DATASET RECORDS >>
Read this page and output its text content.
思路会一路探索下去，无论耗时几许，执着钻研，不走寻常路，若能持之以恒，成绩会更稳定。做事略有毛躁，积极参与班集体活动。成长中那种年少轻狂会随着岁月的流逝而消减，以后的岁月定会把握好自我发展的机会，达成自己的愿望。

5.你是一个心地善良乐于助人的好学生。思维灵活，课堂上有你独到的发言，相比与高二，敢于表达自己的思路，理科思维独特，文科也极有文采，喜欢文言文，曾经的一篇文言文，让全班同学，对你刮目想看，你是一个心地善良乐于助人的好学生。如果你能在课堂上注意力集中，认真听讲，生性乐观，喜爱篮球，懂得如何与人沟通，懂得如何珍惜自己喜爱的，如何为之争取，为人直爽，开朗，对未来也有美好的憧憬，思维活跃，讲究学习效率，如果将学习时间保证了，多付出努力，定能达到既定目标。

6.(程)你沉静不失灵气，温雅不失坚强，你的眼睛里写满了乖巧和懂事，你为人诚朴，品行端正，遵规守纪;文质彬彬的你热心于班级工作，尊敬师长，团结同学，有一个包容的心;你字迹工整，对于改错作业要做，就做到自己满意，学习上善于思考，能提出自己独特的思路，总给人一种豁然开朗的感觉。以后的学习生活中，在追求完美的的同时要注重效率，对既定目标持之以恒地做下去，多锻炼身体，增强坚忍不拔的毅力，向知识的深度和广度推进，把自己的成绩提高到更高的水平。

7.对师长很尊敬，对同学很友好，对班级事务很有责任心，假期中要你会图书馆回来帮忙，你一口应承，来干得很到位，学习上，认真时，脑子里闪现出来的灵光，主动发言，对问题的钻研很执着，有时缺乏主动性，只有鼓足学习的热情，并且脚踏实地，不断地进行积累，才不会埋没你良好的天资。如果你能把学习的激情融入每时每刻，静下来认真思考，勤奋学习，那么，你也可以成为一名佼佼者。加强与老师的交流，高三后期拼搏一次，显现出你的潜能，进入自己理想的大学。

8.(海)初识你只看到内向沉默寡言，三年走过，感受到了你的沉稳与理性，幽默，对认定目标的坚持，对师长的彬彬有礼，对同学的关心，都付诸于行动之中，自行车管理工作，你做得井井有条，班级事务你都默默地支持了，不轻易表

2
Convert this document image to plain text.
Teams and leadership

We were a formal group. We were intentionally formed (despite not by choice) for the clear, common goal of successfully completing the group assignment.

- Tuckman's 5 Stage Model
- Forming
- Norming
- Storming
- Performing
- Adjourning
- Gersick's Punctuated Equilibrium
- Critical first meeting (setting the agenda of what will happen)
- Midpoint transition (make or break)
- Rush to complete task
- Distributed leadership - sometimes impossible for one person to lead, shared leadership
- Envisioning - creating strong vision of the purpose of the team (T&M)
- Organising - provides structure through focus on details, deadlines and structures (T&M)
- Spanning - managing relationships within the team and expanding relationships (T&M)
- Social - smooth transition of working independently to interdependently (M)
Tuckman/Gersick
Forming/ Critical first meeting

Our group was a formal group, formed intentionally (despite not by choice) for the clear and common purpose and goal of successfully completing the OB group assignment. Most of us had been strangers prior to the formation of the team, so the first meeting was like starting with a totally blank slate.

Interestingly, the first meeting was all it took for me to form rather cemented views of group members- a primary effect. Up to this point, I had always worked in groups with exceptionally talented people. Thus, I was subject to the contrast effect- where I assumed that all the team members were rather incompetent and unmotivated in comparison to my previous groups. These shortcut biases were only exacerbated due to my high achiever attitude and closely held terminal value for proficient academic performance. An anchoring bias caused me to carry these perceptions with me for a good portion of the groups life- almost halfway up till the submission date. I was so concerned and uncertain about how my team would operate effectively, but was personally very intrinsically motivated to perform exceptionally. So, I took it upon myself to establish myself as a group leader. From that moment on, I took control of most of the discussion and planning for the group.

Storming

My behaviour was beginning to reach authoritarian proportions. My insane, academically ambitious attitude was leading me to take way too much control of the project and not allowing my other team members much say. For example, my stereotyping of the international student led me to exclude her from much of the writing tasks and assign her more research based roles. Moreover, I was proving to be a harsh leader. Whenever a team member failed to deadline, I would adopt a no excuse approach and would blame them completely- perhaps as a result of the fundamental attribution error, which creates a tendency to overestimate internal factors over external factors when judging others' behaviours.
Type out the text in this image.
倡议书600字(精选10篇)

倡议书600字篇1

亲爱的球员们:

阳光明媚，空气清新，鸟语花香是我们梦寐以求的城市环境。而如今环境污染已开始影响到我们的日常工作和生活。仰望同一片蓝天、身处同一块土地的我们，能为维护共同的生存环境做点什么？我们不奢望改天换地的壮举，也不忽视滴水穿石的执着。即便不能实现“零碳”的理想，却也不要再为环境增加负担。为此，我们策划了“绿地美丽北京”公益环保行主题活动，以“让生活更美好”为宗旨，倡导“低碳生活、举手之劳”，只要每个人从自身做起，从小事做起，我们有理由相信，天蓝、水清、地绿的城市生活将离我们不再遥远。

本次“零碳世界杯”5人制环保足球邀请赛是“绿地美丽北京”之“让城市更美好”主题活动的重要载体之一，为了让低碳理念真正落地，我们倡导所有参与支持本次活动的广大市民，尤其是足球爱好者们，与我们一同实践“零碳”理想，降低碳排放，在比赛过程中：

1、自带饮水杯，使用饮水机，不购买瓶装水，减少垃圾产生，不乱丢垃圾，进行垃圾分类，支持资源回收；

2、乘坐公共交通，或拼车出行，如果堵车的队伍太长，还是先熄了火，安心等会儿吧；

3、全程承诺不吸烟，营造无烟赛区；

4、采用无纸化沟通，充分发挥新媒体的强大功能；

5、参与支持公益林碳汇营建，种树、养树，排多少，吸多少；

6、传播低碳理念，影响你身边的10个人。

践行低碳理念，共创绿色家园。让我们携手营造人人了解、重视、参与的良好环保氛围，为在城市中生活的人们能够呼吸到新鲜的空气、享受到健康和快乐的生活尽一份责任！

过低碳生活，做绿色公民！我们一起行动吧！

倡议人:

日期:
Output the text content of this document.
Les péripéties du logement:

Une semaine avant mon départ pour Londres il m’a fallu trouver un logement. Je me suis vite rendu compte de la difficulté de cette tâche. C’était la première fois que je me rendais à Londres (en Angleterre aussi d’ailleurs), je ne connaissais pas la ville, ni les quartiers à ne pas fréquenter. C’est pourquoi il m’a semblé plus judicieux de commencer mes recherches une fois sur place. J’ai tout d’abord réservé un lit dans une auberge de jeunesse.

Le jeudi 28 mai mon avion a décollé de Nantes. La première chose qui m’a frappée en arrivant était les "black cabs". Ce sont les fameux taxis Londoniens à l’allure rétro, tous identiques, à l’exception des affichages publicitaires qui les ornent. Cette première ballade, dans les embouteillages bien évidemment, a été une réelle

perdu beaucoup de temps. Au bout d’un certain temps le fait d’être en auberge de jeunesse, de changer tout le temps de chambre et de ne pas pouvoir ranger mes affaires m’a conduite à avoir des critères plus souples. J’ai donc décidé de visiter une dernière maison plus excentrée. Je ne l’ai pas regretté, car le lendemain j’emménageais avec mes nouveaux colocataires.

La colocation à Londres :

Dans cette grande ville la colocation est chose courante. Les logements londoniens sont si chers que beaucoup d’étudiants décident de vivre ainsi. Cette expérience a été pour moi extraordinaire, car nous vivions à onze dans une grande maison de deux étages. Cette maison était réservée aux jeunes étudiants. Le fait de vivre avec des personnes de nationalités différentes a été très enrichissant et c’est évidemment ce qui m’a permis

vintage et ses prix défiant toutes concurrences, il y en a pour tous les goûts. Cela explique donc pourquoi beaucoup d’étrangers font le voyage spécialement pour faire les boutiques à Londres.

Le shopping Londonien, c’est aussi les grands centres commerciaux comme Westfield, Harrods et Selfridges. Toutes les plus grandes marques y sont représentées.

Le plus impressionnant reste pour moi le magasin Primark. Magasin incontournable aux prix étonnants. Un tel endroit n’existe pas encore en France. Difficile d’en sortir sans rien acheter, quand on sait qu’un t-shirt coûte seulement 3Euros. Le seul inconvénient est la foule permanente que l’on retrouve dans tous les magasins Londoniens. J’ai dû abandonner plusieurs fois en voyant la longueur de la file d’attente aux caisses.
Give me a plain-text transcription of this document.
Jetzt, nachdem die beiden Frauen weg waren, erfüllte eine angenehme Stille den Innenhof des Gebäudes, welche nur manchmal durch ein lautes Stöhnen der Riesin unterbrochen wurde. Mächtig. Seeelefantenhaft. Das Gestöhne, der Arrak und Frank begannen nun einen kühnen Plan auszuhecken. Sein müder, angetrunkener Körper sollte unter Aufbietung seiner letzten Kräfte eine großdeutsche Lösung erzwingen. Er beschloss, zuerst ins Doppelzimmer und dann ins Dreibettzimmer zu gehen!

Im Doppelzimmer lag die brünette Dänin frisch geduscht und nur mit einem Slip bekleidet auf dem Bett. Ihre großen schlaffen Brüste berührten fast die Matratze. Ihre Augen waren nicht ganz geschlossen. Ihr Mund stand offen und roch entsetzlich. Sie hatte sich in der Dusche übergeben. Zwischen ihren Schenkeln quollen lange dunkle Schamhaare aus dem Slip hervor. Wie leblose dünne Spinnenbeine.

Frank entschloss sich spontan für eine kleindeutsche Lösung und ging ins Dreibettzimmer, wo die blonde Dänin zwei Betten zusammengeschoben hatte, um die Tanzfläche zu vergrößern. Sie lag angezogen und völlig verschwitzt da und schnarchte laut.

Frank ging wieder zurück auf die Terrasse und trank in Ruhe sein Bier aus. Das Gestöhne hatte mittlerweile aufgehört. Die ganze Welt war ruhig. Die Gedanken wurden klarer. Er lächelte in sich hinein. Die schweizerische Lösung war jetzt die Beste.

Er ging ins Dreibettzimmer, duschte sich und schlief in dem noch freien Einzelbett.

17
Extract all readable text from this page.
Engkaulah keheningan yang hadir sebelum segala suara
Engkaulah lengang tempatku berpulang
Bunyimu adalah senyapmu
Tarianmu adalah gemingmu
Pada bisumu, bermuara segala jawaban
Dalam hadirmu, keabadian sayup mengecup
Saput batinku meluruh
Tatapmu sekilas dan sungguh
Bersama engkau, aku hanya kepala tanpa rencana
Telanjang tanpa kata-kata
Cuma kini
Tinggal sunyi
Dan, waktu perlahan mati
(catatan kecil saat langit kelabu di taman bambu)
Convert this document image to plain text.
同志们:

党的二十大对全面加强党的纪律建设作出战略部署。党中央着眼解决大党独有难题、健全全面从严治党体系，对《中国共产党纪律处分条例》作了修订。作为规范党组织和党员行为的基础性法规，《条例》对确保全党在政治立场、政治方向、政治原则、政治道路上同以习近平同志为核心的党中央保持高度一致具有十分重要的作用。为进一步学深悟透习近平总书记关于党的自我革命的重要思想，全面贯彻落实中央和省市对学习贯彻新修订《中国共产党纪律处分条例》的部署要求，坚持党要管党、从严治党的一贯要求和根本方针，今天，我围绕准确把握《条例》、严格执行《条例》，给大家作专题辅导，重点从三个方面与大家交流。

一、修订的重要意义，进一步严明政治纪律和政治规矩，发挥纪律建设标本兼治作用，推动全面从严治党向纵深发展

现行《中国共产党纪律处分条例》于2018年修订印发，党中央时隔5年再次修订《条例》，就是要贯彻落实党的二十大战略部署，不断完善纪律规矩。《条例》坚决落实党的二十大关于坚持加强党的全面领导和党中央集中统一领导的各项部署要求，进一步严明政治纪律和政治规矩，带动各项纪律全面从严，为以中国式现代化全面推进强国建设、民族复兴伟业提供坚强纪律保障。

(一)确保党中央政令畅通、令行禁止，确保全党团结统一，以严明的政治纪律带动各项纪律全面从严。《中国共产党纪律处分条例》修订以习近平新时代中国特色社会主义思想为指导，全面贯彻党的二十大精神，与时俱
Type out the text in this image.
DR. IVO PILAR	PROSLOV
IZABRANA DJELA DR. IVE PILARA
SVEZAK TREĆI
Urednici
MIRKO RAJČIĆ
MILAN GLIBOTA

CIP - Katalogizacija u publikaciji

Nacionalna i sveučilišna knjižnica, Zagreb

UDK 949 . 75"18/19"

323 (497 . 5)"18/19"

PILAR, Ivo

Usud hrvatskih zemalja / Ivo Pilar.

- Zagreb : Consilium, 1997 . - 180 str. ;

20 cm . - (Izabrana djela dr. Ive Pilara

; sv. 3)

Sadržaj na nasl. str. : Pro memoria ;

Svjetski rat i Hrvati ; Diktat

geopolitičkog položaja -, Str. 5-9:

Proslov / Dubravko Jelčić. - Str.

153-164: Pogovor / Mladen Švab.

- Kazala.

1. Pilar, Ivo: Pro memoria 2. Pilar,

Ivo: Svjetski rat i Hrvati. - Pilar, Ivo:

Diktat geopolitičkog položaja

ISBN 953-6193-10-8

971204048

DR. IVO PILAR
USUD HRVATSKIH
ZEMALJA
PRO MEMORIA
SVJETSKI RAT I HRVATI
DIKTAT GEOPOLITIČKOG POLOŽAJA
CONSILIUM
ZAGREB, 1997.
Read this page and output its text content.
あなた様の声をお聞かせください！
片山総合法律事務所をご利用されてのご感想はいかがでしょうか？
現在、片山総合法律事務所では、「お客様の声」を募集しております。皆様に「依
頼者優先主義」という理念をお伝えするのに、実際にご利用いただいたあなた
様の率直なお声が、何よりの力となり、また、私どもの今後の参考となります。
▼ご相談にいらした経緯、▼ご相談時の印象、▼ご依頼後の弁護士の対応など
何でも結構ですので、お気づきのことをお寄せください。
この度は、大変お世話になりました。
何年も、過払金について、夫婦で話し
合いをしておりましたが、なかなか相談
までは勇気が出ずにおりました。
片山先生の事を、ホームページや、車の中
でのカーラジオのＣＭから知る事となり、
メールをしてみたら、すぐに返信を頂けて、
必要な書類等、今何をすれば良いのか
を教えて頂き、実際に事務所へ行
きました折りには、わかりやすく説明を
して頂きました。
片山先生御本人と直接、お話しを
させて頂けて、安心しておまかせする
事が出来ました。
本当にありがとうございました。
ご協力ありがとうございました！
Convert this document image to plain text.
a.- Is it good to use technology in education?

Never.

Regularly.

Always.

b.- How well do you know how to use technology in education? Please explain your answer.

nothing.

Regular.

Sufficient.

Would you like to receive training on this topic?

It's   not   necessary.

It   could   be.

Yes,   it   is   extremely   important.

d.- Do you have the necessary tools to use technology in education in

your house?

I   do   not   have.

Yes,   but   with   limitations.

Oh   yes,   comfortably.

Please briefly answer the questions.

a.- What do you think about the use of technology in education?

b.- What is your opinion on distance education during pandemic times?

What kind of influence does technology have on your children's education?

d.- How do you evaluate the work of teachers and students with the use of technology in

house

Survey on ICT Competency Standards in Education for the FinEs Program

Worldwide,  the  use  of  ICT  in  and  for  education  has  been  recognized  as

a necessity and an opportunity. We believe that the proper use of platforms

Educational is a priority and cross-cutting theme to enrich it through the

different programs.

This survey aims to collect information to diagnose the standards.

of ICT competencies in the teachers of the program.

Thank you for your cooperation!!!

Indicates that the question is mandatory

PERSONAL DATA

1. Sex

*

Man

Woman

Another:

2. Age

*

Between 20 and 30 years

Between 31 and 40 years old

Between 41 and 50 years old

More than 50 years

EXERCISE DETAILS >> Select every line in the records above that contains the word "about".

REPLY TO THE EXERCISE >>
Interestingly, the first meeting was all it took for me to form rather cemented views of group members- a primary effect. Up to this point, I had always worked in groups with exceptionally talented people. Thus, I was subject to the contrast effect- where I assumed that all the team members were rather incompetent and unmotivated in comparison to my previous groups. These shortcut biases were only exacerbated due to my high achiever attitude and closely held terminal value for proficient academic performance. An anchoring bias caused me to carry these perceptions with me for a good portion of the groups life- almost halfway up till the submission date. I was so concerned and uncertain about how my team would operate effectively, but was personally very intrinsically motivated to perform exceptionally. So, I took it upon myself to establish myself as a group leader. From that moment on, I took control of most of the discussion and planning for the group.
a.- What do you think about the use of technology in education?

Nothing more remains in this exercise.